Request:
Take every line from the listing below that includes "Erro" and copy it.

Provided records:
◇ ◇ ◇ ◇ ◇
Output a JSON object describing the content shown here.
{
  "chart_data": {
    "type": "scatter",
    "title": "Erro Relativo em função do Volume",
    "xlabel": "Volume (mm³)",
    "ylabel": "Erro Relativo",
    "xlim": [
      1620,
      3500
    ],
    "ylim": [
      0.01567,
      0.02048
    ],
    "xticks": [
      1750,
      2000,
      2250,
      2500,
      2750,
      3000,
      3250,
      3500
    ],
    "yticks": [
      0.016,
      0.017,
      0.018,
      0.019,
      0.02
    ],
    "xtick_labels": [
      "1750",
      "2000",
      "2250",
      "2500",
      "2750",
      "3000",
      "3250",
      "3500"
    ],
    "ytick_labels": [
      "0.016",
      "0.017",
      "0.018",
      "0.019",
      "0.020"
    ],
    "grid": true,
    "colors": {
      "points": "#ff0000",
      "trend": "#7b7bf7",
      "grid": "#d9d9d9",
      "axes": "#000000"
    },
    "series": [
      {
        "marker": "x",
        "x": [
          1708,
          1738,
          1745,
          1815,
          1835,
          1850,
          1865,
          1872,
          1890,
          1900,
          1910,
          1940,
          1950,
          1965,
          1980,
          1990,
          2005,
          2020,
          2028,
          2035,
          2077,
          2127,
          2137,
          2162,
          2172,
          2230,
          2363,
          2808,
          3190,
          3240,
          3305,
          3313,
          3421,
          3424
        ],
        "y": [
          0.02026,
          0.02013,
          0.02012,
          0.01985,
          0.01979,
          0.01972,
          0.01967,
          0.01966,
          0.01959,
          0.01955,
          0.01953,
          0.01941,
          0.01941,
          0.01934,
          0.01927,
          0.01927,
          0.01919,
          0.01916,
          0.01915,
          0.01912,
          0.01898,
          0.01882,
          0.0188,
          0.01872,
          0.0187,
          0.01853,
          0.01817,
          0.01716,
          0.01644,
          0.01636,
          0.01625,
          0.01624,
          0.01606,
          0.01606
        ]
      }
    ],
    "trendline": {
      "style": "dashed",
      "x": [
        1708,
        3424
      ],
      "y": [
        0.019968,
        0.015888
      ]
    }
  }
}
◇ ◇ ◇ ◇ ◇
Solution to this problem:
    "title": "Erro Relativo em função do Volume",
    "ylabel": "Erro Relativo",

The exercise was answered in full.